## [THE TASKS]
**a)** Answer these from the game jam mailing-list post:
(i) How long did the teams at Game Jam Brasil take to program their games?
(ii) Which web address did Samuel Klein give for the photos from the Brasil jam?
(iii) What did Myles Braithwaite write?
**b)** Continue the game jam mailing-list post from its last line.

[OLPC-Games] Anyone interested in a Game Jam?

Bert Freudenberg bert at freudenbergs.de
Fri Nov 16 12:52:07 EST 2007


Want to share this comment of a fellow Brasilian developer:

"At Game Jam Brasil last weekend, none of the teams used eToys. I was  
able to reproduce their games (which they took 29 hours to program)  
in just a few minutes in eToys. And using the machine itself rather  
than a separate development PC.

Though to be fair, I was programming games in Basic before any of the  
participants were born"

- Bert -

On Nov 16, 2007, at 18:28 , Samuel Klein wrote:

> I should have read all my mail before asking :-)  Also, here's a set
> of photos just uploaded to the wiki from the Brasil jam last weekend:
>
> http://wiki.laptop.org/go/Game_Jam_Brasil
>
> SJ!
>
> On Nov 4, 2007 10:35 PM, Andrew Clunis <andrew at orospakr.ca> wrote:
>>
>> On Fri, 2007-10-26 at 14:33 -0400, Mike C. Fletcher wrote:
>>> Myles Braithwaite wrote:
>>>> I am definitely in.

## [DATASET CONTENT]

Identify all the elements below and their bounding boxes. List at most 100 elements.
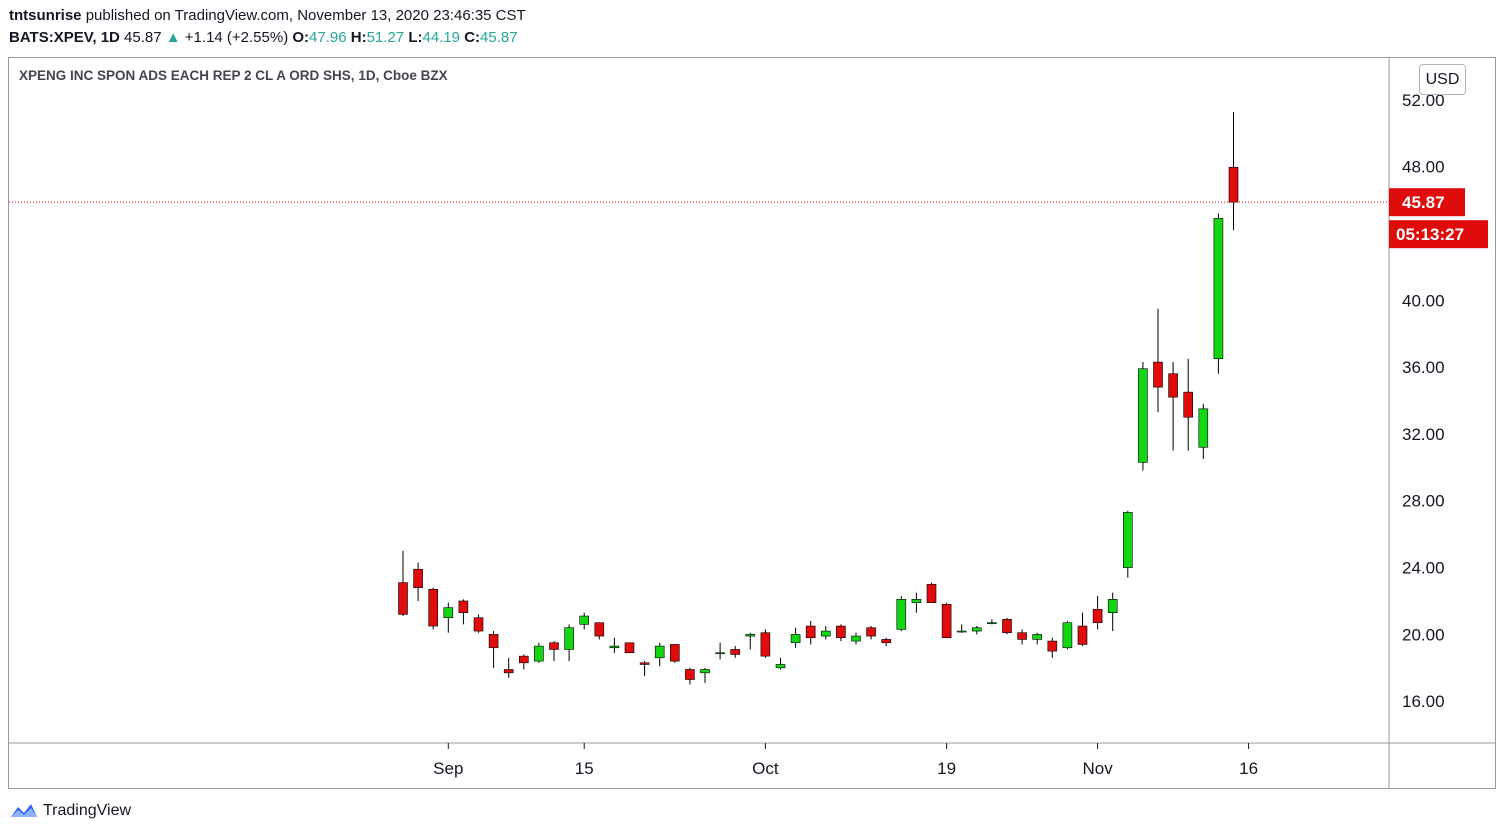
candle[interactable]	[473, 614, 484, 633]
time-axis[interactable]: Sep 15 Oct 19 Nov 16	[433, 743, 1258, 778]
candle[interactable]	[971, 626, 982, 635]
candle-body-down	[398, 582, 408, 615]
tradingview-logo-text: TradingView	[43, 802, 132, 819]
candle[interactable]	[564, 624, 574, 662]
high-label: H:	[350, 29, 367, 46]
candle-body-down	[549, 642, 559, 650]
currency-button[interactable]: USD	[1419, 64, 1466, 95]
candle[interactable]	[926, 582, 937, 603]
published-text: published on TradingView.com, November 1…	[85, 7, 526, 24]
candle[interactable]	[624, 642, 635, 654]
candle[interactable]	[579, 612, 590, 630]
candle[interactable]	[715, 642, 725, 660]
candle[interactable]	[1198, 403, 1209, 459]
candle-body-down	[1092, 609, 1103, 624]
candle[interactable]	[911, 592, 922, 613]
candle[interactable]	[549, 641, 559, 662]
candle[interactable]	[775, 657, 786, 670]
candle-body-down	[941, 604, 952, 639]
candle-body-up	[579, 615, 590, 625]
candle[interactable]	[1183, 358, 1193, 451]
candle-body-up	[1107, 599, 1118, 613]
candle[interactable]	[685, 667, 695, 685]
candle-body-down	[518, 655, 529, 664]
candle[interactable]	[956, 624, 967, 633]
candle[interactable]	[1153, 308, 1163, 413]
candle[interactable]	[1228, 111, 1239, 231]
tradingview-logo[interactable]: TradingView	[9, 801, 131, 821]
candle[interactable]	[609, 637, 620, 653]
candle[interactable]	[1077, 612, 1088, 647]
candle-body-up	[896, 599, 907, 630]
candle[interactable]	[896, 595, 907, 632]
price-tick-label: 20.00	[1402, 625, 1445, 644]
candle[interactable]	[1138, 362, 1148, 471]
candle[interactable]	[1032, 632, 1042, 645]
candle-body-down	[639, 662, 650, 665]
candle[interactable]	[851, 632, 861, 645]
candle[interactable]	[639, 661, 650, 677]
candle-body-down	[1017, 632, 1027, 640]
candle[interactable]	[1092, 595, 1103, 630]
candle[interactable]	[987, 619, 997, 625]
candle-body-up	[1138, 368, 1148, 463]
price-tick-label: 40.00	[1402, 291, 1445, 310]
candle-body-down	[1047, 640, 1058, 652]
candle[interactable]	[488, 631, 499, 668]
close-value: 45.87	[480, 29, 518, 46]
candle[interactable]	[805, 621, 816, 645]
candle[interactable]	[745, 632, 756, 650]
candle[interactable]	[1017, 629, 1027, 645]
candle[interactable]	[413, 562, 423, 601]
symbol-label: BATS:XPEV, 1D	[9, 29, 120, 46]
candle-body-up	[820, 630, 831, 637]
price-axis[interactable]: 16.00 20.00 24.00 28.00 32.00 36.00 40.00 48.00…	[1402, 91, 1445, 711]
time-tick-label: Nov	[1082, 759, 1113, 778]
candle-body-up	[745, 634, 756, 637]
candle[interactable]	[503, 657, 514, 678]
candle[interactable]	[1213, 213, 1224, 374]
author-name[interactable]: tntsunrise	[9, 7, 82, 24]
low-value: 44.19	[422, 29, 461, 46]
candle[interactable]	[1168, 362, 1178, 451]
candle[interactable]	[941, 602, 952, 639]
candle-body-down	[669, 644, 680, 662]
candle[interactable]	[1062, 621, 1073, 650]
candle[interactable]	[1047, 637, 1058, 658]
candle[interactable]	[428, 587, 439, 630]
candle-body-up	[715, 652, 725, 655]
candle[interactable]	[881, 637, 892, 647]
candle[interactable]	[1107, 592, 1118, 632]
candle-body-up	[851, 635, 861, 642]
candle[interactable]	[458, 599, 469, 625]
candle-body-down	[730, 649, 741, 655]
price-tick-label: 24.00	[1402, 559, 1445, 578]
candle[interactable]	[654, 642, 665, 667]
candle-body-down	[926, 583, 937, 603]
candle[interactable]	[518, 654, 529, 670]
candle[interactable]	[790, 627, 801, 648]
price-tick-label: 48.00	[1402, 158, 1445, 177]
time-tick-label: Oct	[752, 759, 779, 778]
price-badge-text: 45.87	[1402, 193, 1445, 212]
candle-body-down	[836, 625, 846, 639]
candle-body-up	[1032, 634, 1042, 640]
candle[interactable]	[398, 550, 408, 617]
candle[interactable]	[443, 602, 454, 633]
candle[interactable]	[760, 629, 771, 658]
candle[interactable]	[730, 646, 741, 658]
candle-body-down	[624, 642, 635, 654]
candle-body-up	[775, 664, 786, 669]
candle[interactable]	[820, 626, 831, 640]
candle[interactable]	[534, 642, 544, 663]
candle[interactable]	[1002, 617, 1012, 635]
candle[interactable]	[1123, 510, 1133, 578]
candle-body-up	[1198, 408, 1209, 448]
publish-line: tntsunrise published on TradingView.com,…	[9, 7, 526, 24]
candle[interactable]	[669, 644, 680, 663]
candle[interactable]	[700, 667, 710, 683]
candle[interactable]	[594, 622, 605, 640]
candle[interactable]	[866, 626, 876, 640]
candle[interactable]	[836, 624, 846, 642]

---

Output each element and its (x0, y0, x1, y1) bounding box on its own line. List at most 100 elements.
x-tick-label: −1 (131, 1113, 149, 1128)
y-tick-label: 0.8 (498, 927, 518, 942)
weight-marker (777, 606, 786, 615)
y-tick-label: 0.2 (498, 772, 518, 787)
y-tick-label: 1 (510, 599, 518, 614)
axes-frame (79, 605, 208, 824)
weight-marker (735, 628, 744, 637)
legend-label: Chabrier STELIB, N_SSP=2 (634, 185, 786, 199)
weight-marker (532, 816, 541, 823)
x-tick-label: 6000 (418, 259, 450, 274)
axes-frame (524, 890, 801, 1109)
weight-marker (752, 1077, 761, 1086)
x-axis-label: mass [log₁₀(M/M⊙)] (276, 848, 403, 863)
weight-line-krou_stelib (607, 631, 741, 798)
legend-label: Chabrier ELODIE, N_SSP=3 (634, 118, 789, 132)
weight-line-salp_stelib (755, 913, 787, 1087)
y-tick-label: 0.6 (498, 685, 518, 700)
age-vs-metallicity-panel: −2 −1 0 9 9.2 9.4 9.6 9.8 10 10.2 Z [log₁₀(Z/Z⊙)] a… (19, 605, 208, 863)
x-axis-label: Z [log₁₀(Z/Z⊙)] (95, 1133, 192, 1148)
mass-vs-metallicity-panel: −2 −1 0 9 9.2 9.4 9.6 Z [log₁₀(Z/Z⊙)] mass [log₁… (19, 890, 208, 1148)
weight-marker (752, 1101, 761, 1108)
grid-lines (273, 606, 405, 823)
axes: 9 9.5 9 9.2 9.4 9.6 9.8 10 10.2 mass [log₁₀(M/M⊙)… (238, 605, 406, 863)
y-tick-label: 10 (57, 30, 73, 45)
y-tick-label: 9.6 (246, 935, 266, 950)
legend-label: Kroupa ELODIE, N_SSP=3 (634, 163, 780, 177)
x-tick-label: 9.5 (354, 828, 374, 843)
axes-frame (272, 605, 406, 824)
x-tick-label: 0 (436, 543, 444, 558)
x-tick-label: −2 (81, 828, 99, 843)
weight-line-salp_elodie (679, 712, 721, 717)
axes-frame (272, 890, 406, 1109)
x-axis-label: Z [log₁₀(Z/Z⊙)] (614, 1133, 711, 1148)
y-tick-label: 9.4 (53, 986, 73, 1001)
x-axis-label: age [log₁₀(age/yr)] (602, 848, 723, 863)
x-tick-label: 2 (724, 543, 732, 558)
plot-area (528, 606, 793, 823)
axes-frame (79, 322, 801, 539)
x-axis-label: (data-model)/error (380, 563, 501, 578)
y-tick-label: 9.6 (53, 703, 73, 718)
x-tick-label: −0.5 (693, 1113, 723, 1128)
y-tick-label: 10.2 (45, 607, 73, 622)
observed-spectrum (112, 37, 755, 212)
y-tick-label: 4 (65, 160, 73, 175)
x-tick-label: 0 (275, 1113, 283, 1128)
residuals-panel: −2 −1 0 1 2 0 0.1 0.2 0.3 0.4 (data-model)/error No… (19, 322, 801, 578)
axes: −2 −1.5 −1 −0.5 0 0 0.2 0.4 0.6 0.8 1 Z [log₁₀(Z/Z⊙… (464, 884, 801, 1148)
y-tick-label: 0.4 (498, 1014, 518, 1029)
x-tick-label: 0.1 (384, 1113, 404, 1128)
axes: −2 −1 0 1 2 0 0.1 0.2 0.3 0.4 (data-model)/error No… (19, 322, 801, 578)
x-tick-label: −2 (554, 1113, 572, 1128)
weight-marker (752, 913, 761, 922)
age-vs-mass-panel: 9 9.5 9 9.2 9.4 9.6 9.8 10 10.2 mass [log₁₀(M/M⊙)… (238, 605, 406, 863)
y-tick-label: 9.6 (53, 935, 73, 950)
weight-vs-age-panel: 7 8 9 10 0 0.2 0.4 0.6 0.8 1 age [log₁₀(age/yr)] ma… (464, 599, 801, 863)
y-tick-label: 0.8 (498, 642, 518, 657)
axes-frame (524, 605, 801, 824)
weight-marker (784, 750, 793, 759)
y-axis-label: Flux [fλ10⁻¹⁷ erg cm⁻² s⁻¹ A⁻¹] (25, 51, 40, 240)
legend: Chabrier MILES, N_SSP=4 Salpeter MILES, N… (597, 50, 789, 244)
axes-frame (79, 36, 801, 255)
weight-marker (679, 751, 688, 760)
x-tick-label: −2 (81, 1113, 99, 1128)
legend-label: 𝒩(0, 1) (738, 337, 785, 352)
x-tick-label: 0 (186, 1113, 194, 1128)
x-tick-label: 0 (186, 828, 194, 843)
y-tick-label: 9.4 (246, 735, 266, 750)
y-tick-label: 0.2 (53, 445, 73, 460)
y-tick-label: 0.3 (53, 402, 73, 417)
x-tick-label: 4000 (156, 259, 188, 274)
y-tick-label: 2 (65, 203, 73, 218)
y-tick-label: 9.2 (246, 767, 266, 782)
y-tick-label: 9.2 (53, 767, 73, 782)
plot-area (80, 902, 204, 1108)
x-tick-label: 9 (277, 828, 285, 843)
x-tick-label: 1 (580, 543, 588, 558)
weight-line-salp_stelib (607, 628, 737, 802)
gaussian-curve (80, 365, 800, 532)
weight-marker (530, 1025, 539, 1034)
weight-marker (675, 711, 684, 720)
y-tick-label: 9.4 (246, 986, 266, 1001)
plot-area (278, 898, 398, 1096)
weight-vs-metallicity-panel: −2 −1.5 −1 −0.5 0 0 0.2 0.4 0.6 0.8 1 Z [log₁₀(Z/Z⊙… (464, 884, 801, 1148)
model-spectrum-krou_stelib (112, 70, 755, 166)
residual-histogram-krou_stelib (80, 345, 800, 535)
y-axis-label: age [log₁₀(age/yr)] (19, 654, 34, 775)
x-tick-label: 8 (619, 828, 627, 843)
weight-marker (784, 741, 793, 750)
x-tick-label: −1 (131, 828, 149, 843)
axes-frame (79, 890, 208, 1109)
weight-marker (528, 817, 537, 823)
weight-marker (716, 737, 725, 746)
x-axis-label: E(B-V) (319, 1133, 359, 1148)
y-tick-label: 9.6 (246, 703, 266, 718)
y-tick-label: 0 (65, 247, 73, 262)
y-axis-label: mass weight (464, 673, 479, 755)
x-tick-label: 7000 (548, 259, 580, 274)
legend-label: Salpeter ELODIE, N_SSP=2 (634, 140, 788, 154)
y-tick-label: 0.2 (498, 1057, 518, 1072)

--

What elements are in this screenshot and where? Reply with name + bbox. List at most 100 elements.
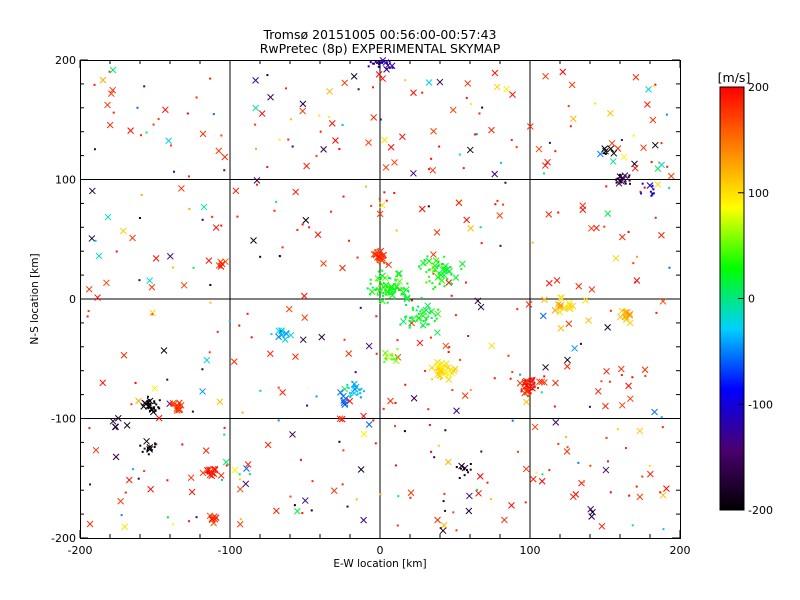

## [ANSWER LIST]
**a)**
(i) 29 hours
(ii) http://wiki.laptop.org/go/Game_Jam_Brasil
(iii) "I am definitely in."

**b)**
>>>>
>>> Alright, as of now it's just Myles and I, with Soni maybe showing  
>>> up if
>>> she's got time that weekend.  Anyone else interested?  We're still
>>> thinking of the weekend of the 16th of November.  (Same time as  
>>> the CMU
>>> Game Jam IIUC).  With such a small number of people we might be  
>>> able to
>>> hold it at Linux Caffe.  I'm going to be in Taiwan come  
>>> Wednesday, so if
>>> we're going to have more people I'll need to know about it soon  
>>> so I can
>>> find a bigger venue (and/or book a table or two at Linux Caffe).
>>
>> I might be interested in coming too!  I'm the guy who was working on
>> Develop activity earlier this year, but being in Ottawa has left me a
>> bit cut off from all the other OLPC people.
>>
>> I *might* need a place to spend the night, though!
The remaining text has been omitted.